[To do]:
Identify each line below that contains the word "ylabel", and copy it out.

[Provided data]:
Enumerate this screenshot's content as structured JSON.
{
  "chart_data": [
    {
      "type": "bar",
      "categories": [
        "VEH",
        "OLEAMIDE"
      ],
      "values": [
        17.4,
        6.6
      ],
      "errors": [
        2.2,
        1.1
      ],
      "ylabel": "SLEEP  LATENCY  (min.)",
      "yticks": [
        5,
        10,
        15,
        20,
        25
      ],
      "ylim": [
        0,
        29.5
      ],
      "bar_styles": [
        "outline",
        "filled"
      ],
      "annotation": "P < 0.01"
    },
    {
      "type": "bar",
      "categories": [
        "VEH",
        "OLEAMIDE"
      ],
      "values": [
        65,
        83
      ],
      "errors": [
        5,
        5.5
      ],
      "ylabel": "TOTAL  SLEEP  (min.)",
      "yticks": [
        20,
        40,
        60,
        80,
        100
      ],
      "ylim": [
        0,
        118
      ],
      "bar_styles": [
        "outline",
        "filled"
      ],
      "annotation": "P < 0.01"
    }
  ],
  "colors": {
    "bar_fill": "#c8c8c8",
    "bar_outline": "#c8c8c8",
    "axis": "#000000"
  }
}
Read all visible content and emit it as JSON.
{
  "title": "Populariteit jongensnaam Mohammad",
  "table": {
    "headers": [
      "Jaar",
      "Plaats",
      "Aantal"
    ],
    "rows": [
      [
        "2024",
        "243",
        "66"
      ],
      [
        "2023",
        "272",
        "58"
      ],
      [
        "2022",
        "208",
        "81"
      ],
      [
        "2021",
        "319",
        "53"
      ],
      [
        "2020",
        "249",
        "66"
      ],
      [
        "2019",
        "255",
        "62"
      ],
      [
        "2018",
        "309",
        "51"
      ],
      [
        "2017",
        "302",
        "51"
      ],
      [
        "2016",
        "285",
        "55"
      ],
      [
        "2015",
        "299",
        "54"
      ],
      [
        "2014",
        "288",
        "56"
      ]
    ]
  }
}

[Exercise response]:
      "ylabel": "SLEEP  LATENCY  (min.)",
      "ylabel": "TOTAL  SLEEP  (min.)",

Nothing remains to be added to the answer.